* GOAL:
Copy exactly the lines from the one containing "What does this" through the last line of the records below, including both, and leave out any pictures.

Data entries
┄┄┄┄┄┄

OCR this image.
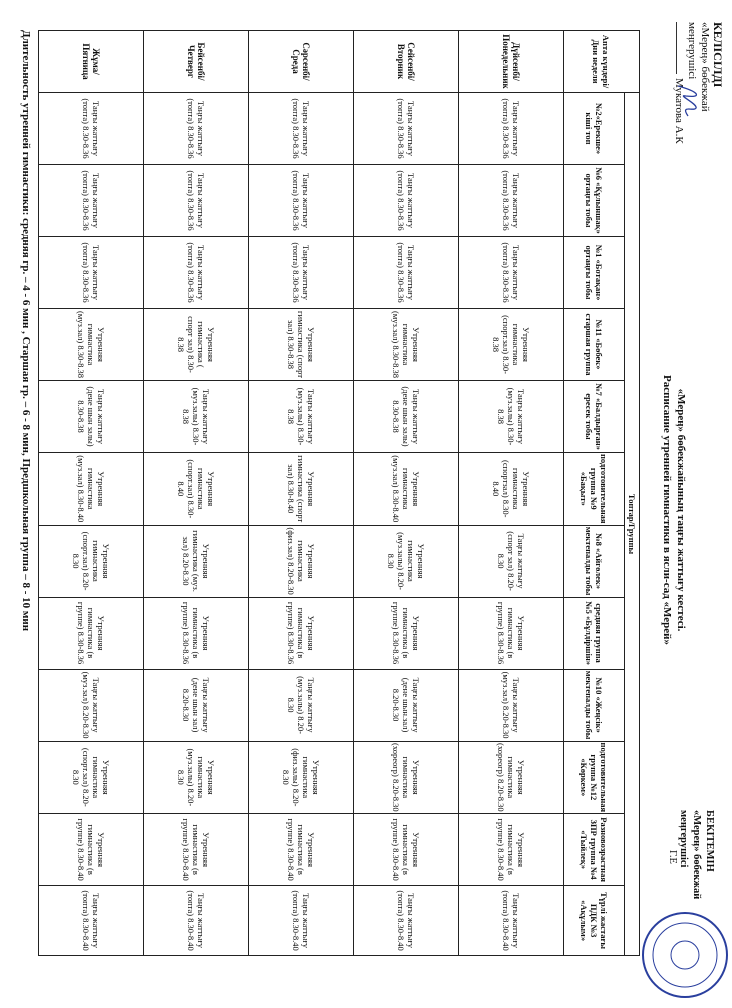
КЕЛІСІЛДІ
«Мереӊ» бөбекжай
меӊгерушісі
Мукатова А.К
«Мереӊ» бөбекжайының таңғы жаттығу кестесі.
Расписание утренней гимнастики в ясли-сад «Мерей»
БЕКІТЕМІН
«Мереӊ» бөбекжай
меӊгерушісі
Г.Е
Апта күндері/ Дни недели	Топтар/Группы											
	№2«Ерекше» кіші топ	№6 «Құлыншақ» ортаңғы тобы	№1 «Ботақан» ортаңғы тобы	№11 «Бөбек» старшая группа	№7 «Балдырған» ересек тобы	подготовительная группа №9 «Бақыт»	№8 «Айгөлек» мектепалды тобы	средняя группа №5 «Бұлдіршін»	№10 «Жеңсік» мектепалды тобы	подготовительная группа №12 «Көркем»	Разновозрастная ЗПР группа №4 «Тыйлеқ»	Түрлі жастағы ПДК №3 «Ақұлым»
Дүйсенбі/ Понедельник	Таңғы жаттығу (топта) 8.30-8.36	Таңғы жаттығу (топта) 8.30-8.36	Таңғы жаттығу (топта) 8.30-8.36	Утренняя гимнастика (спорт.зал) 8.30-8.38	Таңғы жаттығу (муз.залы) 8.30-8.38	Утренняя гимнастика (спортзал) 8.30-8.40	Таңғы жаттығу (спорт зал) 8.20-8.30	Утренняя гимнастика (в группе) 8.30-8.36	Таңғы жаттығу (муз.зал) 8.20-8.30	Утренняя гимнастика (хореогр) 8.20-8.30	Утренняя гимнастика (в группе) 8.30-8.40	Таңғы жаттығу (топта) 8.30-8.40
Сейсенбі/ Вторник	Таңғы жаттығу (топта) 8.30-8.36	Таңғы жаттығу (топта) 8.30-8.36	Таңғы жаттығу (топта) 8.30-8.36	Утренняя гимнастика (муз.зал) 8.30-8.38	Таңғы жаттығу (дене шын залы) 8.30-8.38	Утренняя гимнастика (муз.зал) 8.30-8.40	Утренняя гимнастика (муз.залы) 8.20-8.30	Утренняя гимнастика (в группе) 8.30-8.36	Таңғы жаттығу (дене шын.зал) 8.20-8.30	Утренняя гимнастика (хореогр) 8.20-8.30	Утренняя гимнастика (в группе) 8.30-8.40	Таңғы жаттығу (топта) 8.30-8.40
Сәрсенбі/ Среда	Таңғы жаттығу (топта) 8.30-8.36	Таңғы жаттығу (топта) 8.30-8.36	Таңғы жаттығу (топта) 8.30-8.36	Утренняя гимнастика (спорт зал) 8.30-8.38	Таңғы жаттығу (муз.залы) 8.30-8.38	Утренняя гимнастика (спорт зал) 8.30-8.40	Утренняя гимнастика (физ.зал) 8.20-8.30	Утренняя гимнастика (в группе) 8.30-8.36	Таңғы жаттығу (муз.залы) 8.20-8.30	Утренняя гимнастика (физ.залы) 8.20-8.30	Утренняя гимнастика (в группе) 8.30-8.40	Таңғы жаттығу (топта) 8.30-8.40
Бейсенбі/ Четверг	Таңғы жаттығу (топта) 8.30-8.36	Таңғы жаттығу (топта) 8.30-8.36	Таңғы жаттығу (топта) 8.30-8.36	Утренняя гимнастика ( спорт зал) 8.30-8.38	Таңғы жаттығу (муз.залы) 8.30-8.38	Утренняя гимнастика (спорт.зал) 8.30-8.40	Утренняя гимнастика (муз. зал) 8.20-8.30	Утренняя гимнастика (в группе) 8.30-8.36	Таңғы жаттығу (дене шын зал) 8.20-8.30	Утренняя гимнастика (муз.залы) 8.20-8.30	Утренняя гимнастика (в группе) 8.30-8.40	Таңғы жаттығу (топта) 8.30-8.40
Жұма/ Пятница	Таңғы жаттығу (топта) 8.30-8.36	Таңғы жаттығу (топта) 8.30-8.36	Таңғы жаттығу (топта) 8.30-8.36	Утренняя гимнастика (муз.зал) 8.30-8.38	Таңғы жаттығу (дене шын залы) 8.30-8.38	Утренняя гимнастика (муз.зал) 8.30-8.40	Утренняя гимнастика (спорт.зал) 8.20-8.30	Утренняя гимнастика (в группе) 8.30-8.36	Таңғы жаттығу (муз.зал) 8.20-8.30	Утренняя гимнастика (спорт.зал) 8.20-8.30	Утренняя гимнастика (в группе) 8.30-8.40	Таңғы жаттығу (топта) 8.30-8.40
Длительность утренней гимнастики: средняя гр. – 4 - 6 мин , Старшая гр. – 6 - 8 мин, Предшкольная группа – 8 - 10 мин
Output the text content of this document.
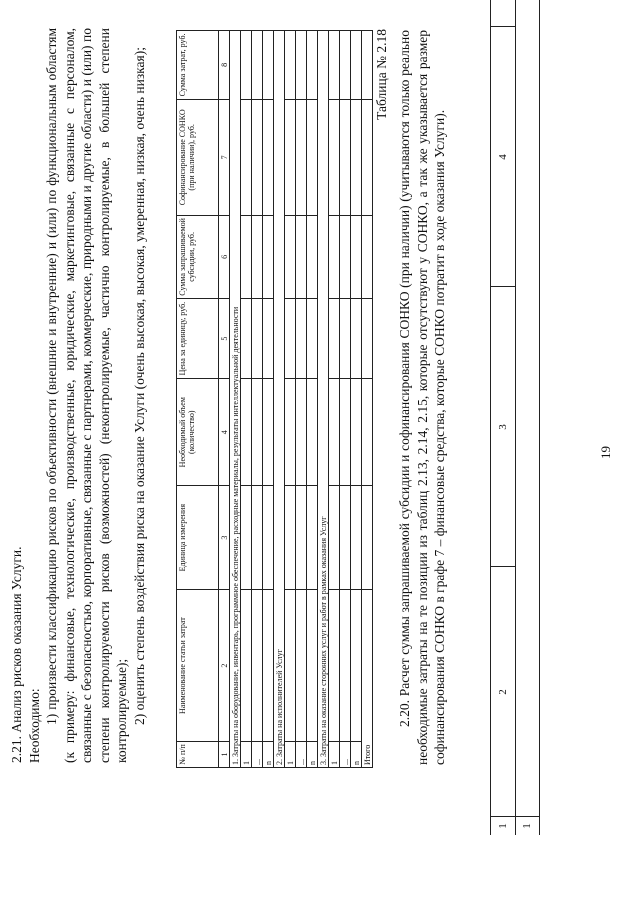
19
1
2
3
4
1
2.20. Расчет суммы запрашиваемой субсидии и софинансирования СОНКО (при наличии) (учитываются только реально необходимые затраты на те позиции из таблиц 2.13, 2.14, 2.15, которые отсутствуют у СОНКО, а так же указывается размер софинансирования СОНКО в графе 7 – финансовые средства, которые СОНКО потратит в ходе оказания Услуги).
Таблица № 2.18
№ п/п	Наименование статьи затрат	Единица измерения	Необходимый объем (количество)	Цена за единицу, руб.	Сумма запрашиваемой субсидии, руб.	Софинансирование СОНКО (при наличии), руб.	Сумма затрат, руб.
1	2	3	4	5	6	7	8
1. Затраты на оборудование, инвентарь, программное обеспечение, расходные материалы, результаты интеллектуальной деятельности							
1							
...							
n							
2. Затраты на исполнителей Услуг							
1							
...							
n							
3. Затраты на оказание сторонних услуг и работ в рамках оказания Услуг							
1							
...							
n							
Итого							
2.21. Анализ рисков оказания Услуги. Необходимо:
1) произвести классификацию рисков по объективности (внешние и внутренние) и (или) по функциональным областям (к примеру: финансовые, технологические, производственные, юридические, маркетинговые, связанные с персоналом, связанные с безопасностью, корпоративные, связанные с партнерами, коммерческие, природными и другие области) и (или) по степени контролируемости рисков (возможностей) (неконтролируемые, частично контролируемые, в большей степени контролируемые); 2) оценить степень воздействия риска на оказание Услуги (очень высокая, высокая, умеренная, низкая, очень низкая);
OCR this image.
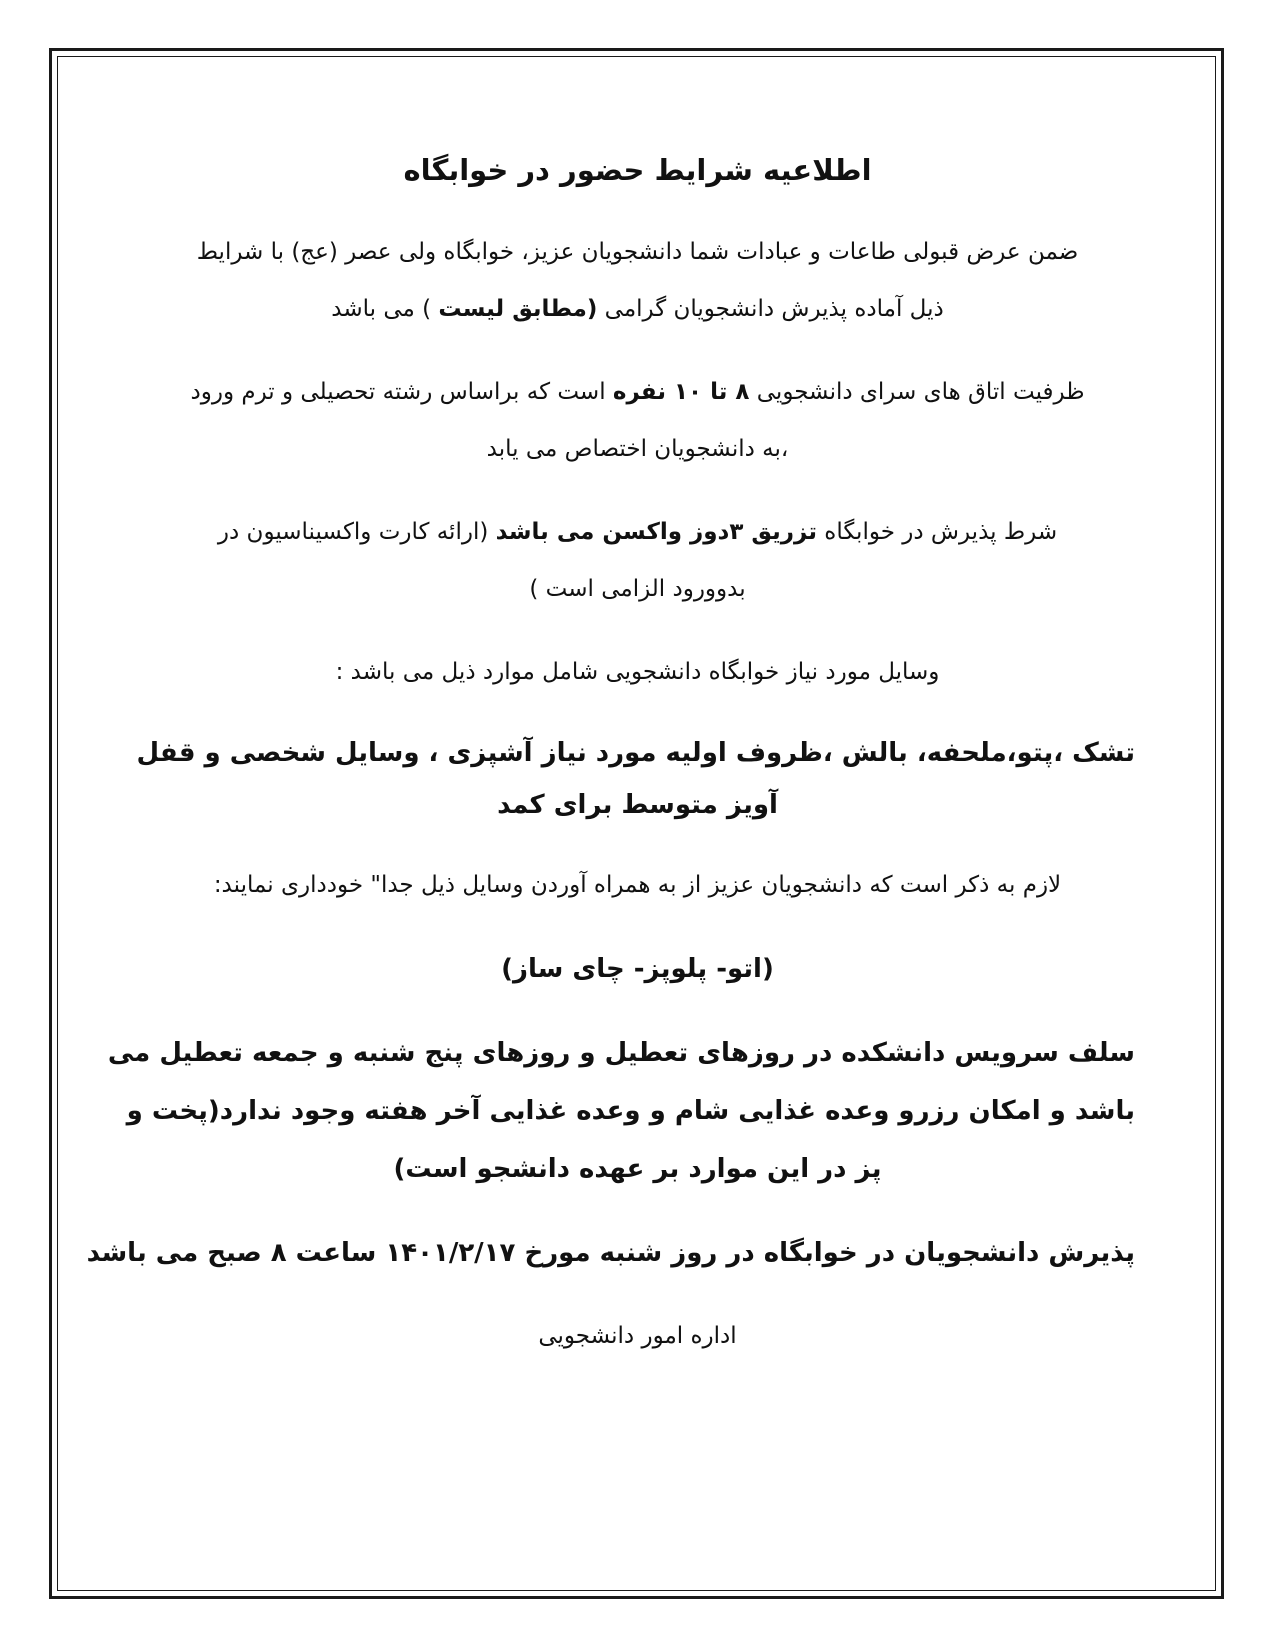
اطلاعیه شرایط حضور در خوابگاه
ضمن عرض قبولی طاعات و عبادات شما دانشجویان عزیز، خوابگاه ولی عصر (عج) با شرایط
ذیل آماده پذیرش دانشجویان گرامی (مطابق لیست ) می باشد
ظرفیت اتاق های سرای دانشجویی ۸ تا ۱۰ نفره است که براساس رشته تحصیلی و ترم ورود
،به دانشجویان اختصاص می یابد
شرط پذیرش در خوابگاه تزریق ۳دوز واکسن می باشد (ارائه کارت واکسیناسیون در
بدوورود الزامی است )
وسایل مورد نیاز خوابگاه دانشجویی شامل موارد ذیل می باشد :
تشک ،پتو،ملحفه، بالش ،ظروف اولیه مورد نیاز آشپزی ، وسایل شخصی و قفل
آویز متوسط برای کمد
لازم به ذکر است که دانشجویان عزیز از به همراه آوردن وسایل ذیل جدا" خودداری نمایند:
(اتو- پلوپز- چای ساز)
سلف سرویس دانشکده در روزهای تعطیل و روزهای پنج شنبه و جمعه تعطیل می
باشد و امکان رزرو وعده غذایی شام و وعده غذایی آخر هفته وجود ندارد(پخت و
پز در این موارد بر عهده دانشجو است)
پذیرش دانشجویان در خوابگاه در روز شنبه مورخ ۱۴۰۱/۲/۱۷ ساعت ۸ صبح می باشد
اداره امور دانشجویی
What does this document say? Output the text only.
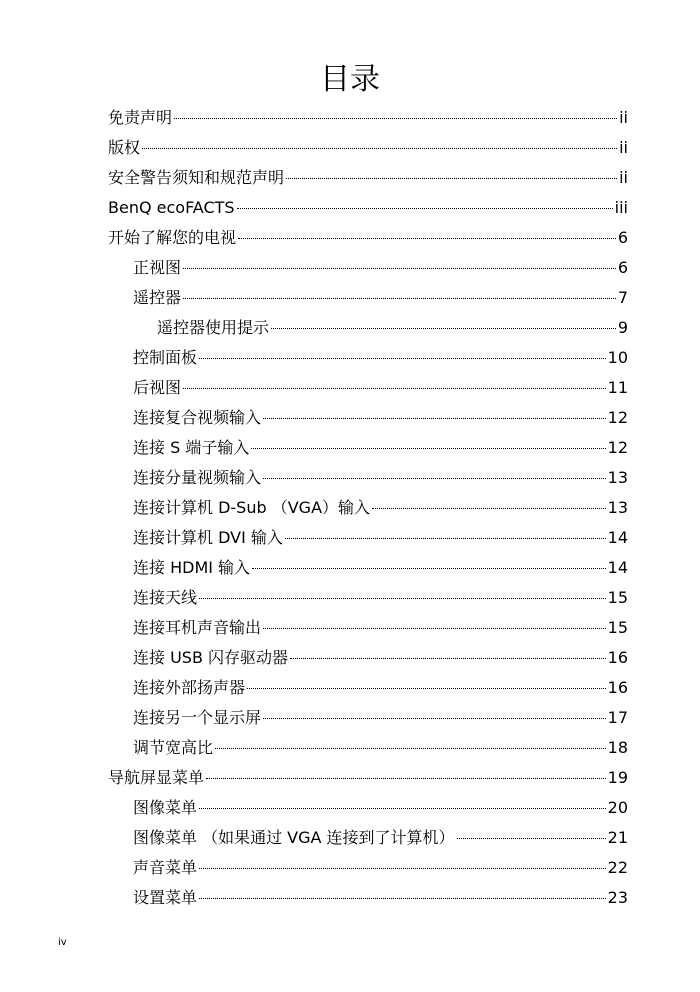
目录
免责声明	ii
版权	ii
安全警告须知和规范声明	ii
BenQ ecoFACTS	iii
开始了解您的电视	6
正视图	6
遥控器	7
遥控器使用提示	9
控制面板	10
后视图	11
连接复合视频输入	12
连接 S 端子输入	12
连接分量视频输入	13
连接计算机 D-Sub （VGA）输入	13
连接计算机 DVI 输入	14
连接 HDMI 输入	14
连接天线	15
连接耳机声音输出	15
连接 USB 闪存驱动器	16
连接外部扬声器	16
连接另一个显示屏	17
调节宽高比	18
导航屏显菜单	19
图像菜单	20
图像菜单 （如果通过 VGA 连接到了计算机）	21
声音菜单	22
设置菜单	23
iv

┄┄┄┄┄┄

* WORKED SOLUTION:
What does this document say? Output the text only.
目录
免责声明	ii
版权	ii
安全警告须知和规范声明	ii
BenQ ecoFACTS	iii
开始了解您的电视	6
正视图	6
遥控器	7
遥控器使用提示	9
控制面板	10
后视图	11
连接复合视频输入	12
连接 S 端子输入	12
连接分量视频输入	13
连接计算机 D-Sub （VGA）输入	13
连接计算机 DVI 输入	14
连接 HDMI 输入	14
连接天线	15
连接耳机声音输出	15
连接 USB 闪存驱动器	16
连接外部扬声器	16
连接另一个显示屏	17
调节宽高比	18
导航屏显菜单	19
图像菜单	20
图像菜单 （如果通过 VGA 连接到了计算机）	21
声音菜单	22
设置菜单	23
iv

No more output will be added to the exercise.